Please write out the material below exactly as given.

--- START OF Extracted material ---

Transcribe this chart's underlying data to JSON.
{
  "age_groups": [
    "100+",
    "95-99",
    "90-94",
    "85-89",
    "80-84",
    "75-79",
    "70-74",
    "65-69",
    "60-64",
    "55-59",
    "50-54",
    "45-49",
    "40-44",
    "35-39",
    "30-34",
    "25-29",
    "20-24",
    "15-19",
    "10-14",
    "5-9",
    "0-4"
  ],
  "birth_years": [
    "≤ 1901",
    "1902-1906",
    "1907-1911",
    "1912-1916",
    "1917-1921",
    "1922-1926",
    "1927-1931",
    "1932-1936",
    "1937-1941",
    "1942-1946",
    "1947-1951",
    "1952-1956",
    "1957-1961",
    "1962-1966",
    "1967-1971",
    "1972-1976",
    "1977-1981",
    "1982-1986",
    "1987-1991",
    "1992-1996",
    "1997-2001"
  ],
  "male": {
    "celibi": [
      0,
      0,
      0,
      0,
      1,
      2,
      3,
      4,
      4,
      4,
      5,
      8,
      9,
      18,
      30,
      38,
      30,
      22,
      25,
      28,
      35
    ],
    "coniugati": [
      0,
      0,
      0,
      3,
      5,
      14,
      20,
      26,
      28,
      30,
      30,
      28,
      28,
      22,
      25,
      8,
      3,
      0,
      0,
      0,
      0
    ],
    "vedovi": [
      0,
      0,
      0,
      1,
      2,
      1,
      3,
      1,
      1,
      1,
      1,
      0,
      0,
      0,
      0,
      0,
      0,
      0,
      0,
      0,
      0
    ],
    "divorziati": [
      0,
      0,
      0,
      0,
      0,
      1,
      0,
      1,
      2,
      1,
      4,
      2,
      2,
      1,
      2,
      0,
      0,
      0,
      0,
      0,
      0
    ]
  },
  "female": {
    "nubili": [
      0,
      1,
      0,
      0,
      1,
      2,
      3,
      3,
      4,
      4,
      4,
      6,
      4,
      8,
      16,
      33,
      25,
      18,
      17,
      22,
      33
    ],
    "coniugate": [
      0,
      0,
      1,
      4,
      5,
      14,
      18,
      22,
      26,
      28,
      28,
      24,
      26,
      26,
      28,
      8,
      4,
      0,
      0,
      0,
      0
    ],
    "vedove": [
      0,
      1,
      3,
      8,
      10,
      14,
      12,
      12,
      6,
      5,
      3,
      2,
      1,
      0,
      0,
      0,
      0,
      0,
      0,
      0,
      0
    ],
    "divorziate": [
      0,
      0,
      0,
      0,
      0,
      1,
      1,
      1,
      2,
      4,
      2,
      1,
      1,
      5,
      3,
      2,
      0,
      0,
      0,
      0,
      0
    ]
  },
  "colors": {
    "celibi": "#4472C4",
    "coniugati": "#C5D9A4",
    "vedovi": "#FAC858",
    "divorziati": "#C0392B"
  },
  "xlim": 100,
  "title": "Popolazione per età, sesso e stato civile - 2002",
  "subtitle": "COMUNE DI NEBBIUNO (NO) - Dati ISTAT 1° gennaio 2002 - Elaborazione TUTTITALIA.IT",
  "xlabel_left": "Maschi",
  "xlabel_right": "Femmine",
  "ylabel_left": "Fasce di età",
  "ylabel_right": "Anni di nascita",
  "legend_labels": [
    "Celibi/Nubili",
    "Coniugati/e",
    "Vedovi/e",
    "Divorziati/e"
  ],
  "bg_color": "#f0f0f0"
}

--- END OF Extracted material ---

**Problem solution:**
Transcribe this chart's underlying data to JSON.
{
  "age_groups": [
    "100+",
    "95-99",
    "90-94",
    "85-89",
    "80-84",
    "75-79",
    "70-74",
    "65-69",
    "60-64",
    "55-59",
    "50-54",
    "45-49",
    "40-44",
    "35-39",
    "30-34",
    "25-29",
    "20-24",
    "15-19",
    "10-14",
    "5-9",
    "0-4"
  ],
  "birth_years": [
    "≤ 1901",
    "1902-1906",
    "1907-1911",
    "1912-1916",
    "1917-1921",
    "1922-1926",
    "1927-1931",
    "1932-1936",
    "1937-1941",
    "1942-1946",
    "1947-1951",
    "1952-1956",
    "1957-1961",
    "1962-1966",
    "1967-1971",
    "1972-1976",
    "1977-1981",
    "1982-1986",
    "1987-1991",
    "1992-1996",
    "1997-2001"
  ],
  "male": {
    "celibi": [
      0,
      0,
      0,
      0,
      1,
      2,
      3,
      4,
      4,
      4,
      5,
      8,
      9,
      18,
      30,
      38,
      30,
      22,
      25,
      28,
      35
    ],
    "coniugati": [
      0,
      0,
      0,
      3,
      5,
      14,
      20,
      26,
      28,
      30,
      30,
      28,
      28,
      22,
      25,
      8,
      3,
      0,
      0,
      0,
      0
    ],
    "vedovi": [
      0,
      0,
      0,
      1,
      2,
      1,
      3,
      1,
      1,
      1,
      1,
      0,
      0,
      0,
      0,
      0,
      0,
      0,
      0,
      0,
      0
    ],
    "divorziati": [
      0,
      0,
      0,
      0,
      0,
      1,
      0,
      1,
      2,
      1,
      4,
      2,
      2,
      1,
      2,
      0,
      0,
      0,
      0,
      0,
      0
    ]
  },
  "female": {
    "nubili": [
      0,
      1,
      0,
      0,
      1,
      2,
      3,
      3,
      4,
      4,
      4,
      6,
      4,
      8,
      16,
      33,
      25,
      18,
      17,
      22,
      33
    ],
    "coniugate": [
      0,
      0,
      1,
      4,
      5,
      14,
      18,
      22,
      26,
      28,
      28,
      24,
      26,
      26,
      28,
      8,
      4,
      0,
      0,
      0,
      0
    ],
    "vedove": [
      0,
      1,
      3,
      8,
      10,
      14,
      12,
      12,
      6,
      5,
      3,
      2,
      1,
      0,
      0,
      0,
      0,
      0,
      0,
      0,
      0
    ],
    "divorziate": [
      0,
      0,
      0,
      0,
      0,
      1,
      1,
      1,
      2,
      4,
      2,
      1,
      1,
      5,
      3,
      2,
      0,
      0,
      0,
      0,
      0
    ]
  },
  "colors": {
    "celibi": "#4472C4",
    "coniugati": "#C5D9A4",
    "vedovi": "#FAC858",
    "divorziati": "#C0392B"
  },
  "xlim": 100,
  "title": "Popolazione per età, sesso e stato civile - 2002",
  "subtitle": "COMUNE DI NEBBIUNO (NO) - Dati ISTAT 1° gennaio 2002 - Elaborazione TUTTITALIA.IT",
  "xlabel_left": "Maschi",
  "xlabel_right": "Femmine",
  "ylabel_left": "Fasce di età",
  "ylabel_right": "Anni di nascita",
  "legend_labels": [
    "Celibi/Nubili",
    "Coniugati/e",
    "Vedovi/e",
    "Divorziati/e"
  ],
  "bg_color": "#f0f0f0"
}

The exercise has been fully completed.